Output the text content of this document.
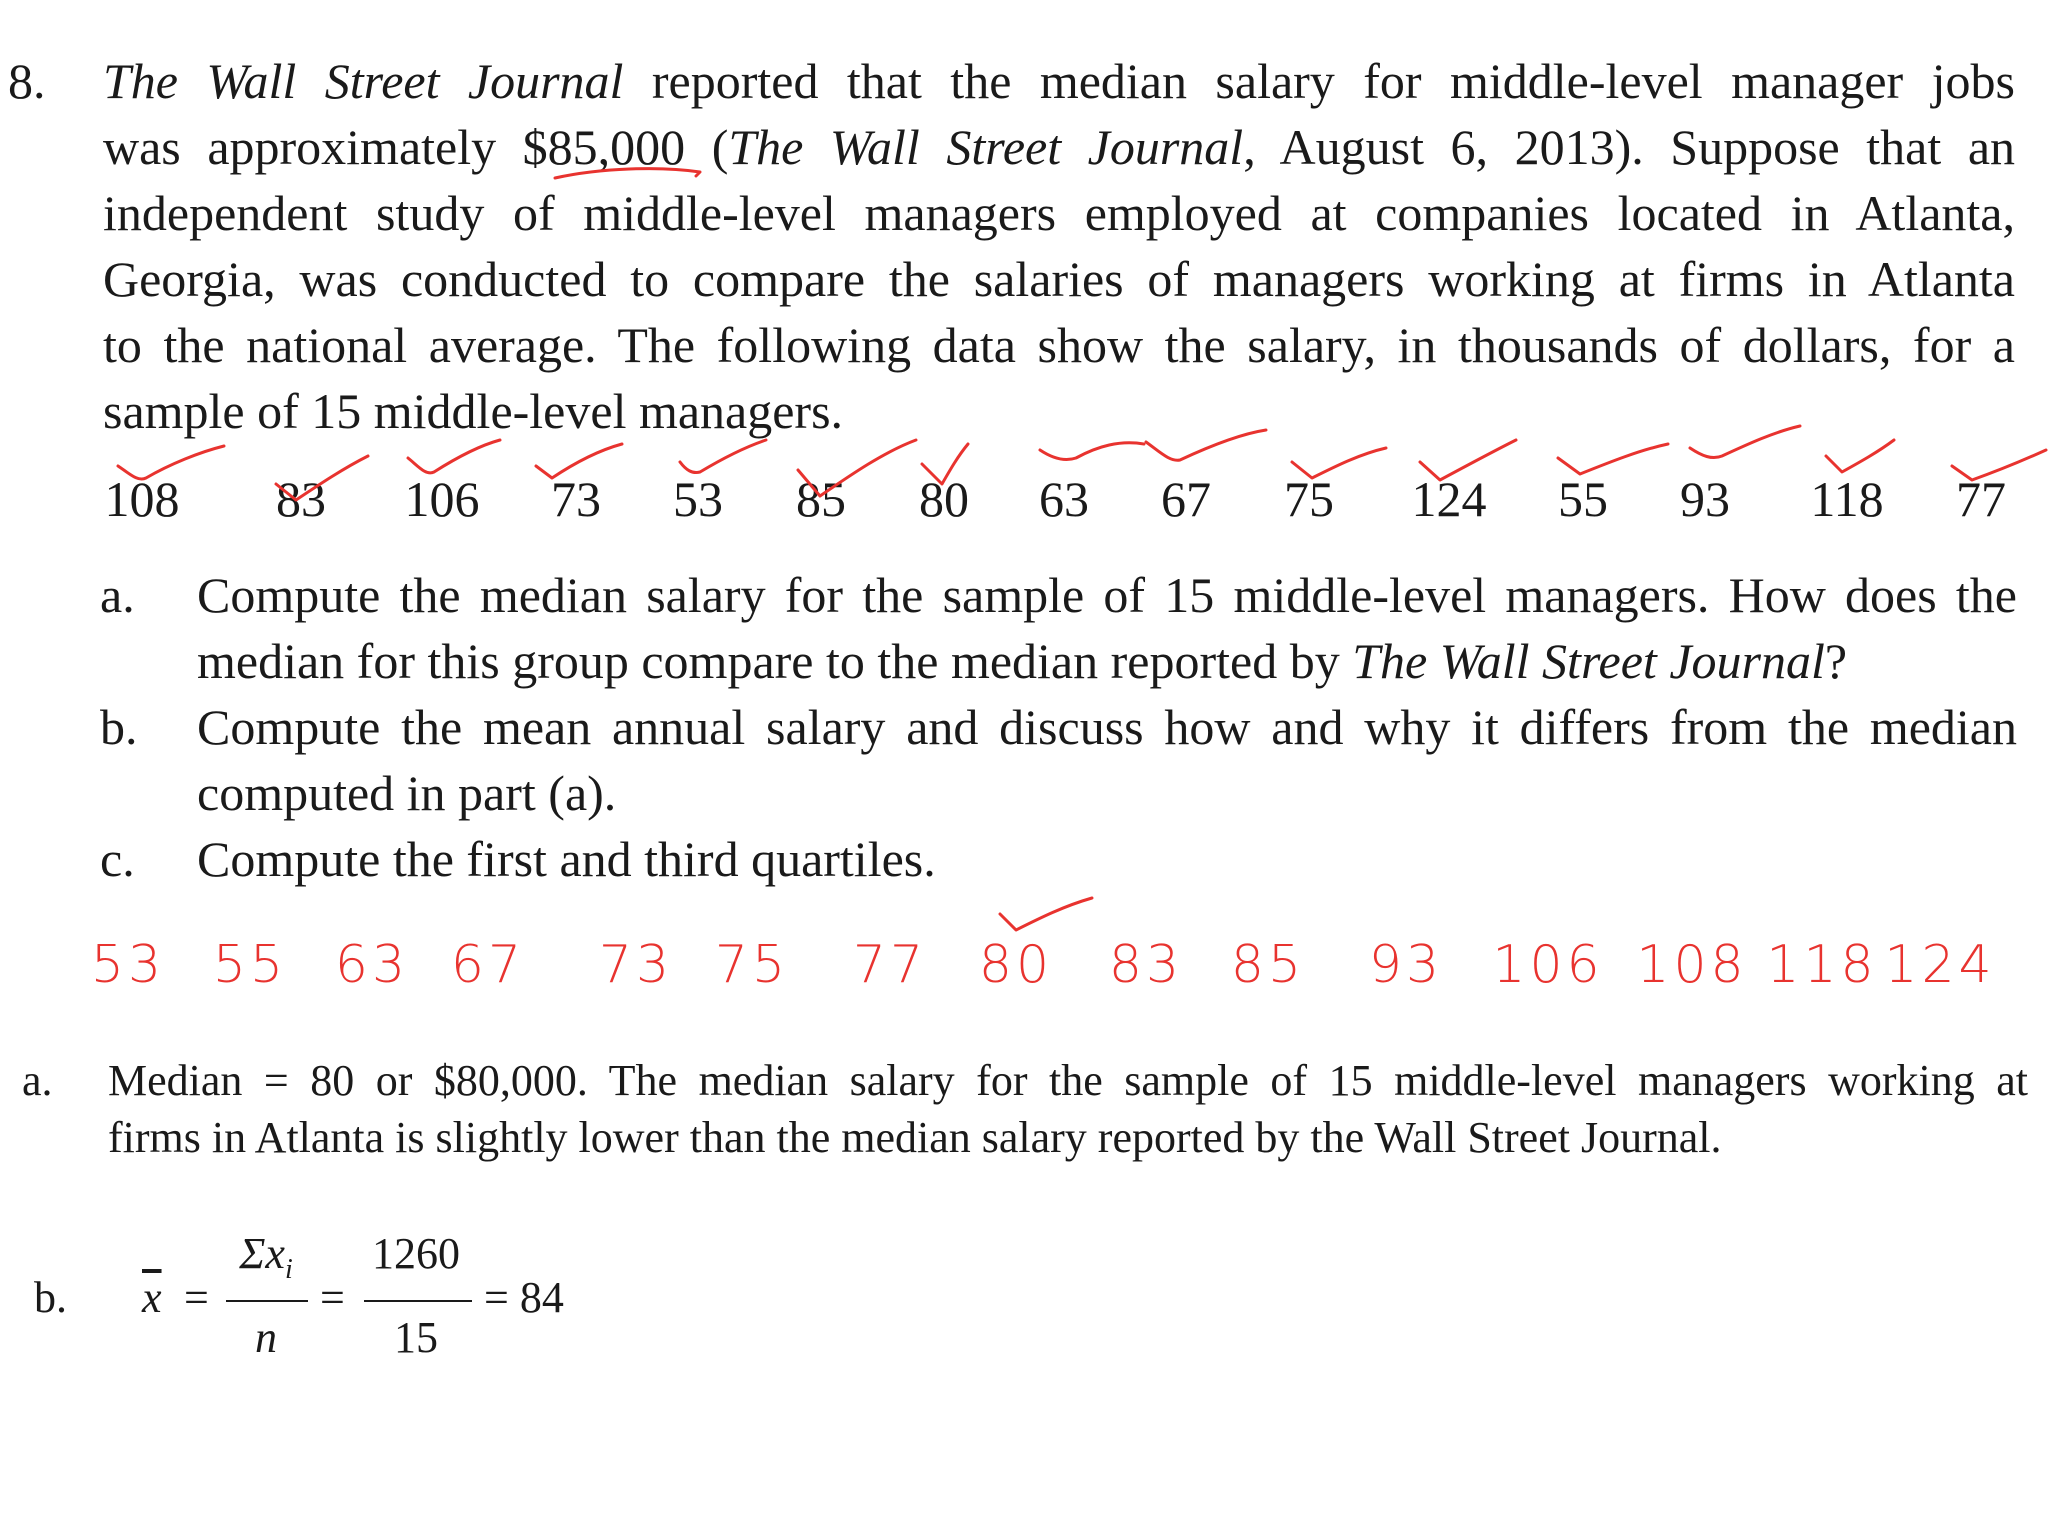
8. The Wall Street Journal reported that the median salary for middle-level manager jobs
was approximately $85,000 (The Wall Street Journal, August 6, 2013). Suppose that an
independent study of middle-level managers employed at companies located in Atlanta,
Georgia, was conducted to compare the salaries of managers working at firms in Atlanta
to the national average. The following data show the salary, in thousands of dollars, for a
sample of 15 middle-level managers.
108 83 106 73 53 85 80 63 67 75 124 55 93 118 77
a.	Compute the median salary for the sample of 15 middle-level managers. How does the
median for this group compare to the median reported by The Wall Street Journal?
b.	Compute the mean annual salary and discuss how and why it differs from the median
computed in part (a).
c.	Compute the first and third quartiles.
53 55 63 67 73 75 77 80 83 85 93 106 108 118 124
a. Median = 80 or $80,000. The median salary for the sample of 15 middle-level managers working at
firms in Atlanta is slightly lower than the median salary reported by the Wall Street Journal.
b. $\overline{x}$ =
$\Sigma x_i$
n
=
1260
15
= 84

Requirements → Copy the data word for word. Pictures do not go in the copy.

The response →
Output the text content of this document.
8. The Wall Street Journal reported that the median salary for middle-level manager jobs
was approximately $85,000 (The Wall Street Journal, August 6, 2013). Suppose that an
independent study of middle-level managers employed at companies located in Atlanta,
Georgia, was conducted to compare the salaries of managers working at firms in Atlanta
to the national average. The following data show the salary, in thousands of dollars, for a
sample of 15 middle-level managers.
108 83 106 73 53 85 80 63 67 75 124 55 93 118 77
a.	Compute the median salary for the sample of 15 middle-level managers. How does the
median for this group compare to the median reported by The Wall Street Journal?
b.	Compute the mean annual salary and discuss how and why it differs from the median
computed in part (a).
c.	Compute the first and third quartiles.
53 55 63 67 73 75 77 80 83 85 93 106 108 118 124
a. Median = 80 or $80,000. The median salary for the sample of 15 middle-level managers working at
firms in Atlanta is slightly lower than the median salary reported by the Wall Street Journal.
b. $\overline{x}$ =
$\Sigma x_i$
n
=
1260
15
= 84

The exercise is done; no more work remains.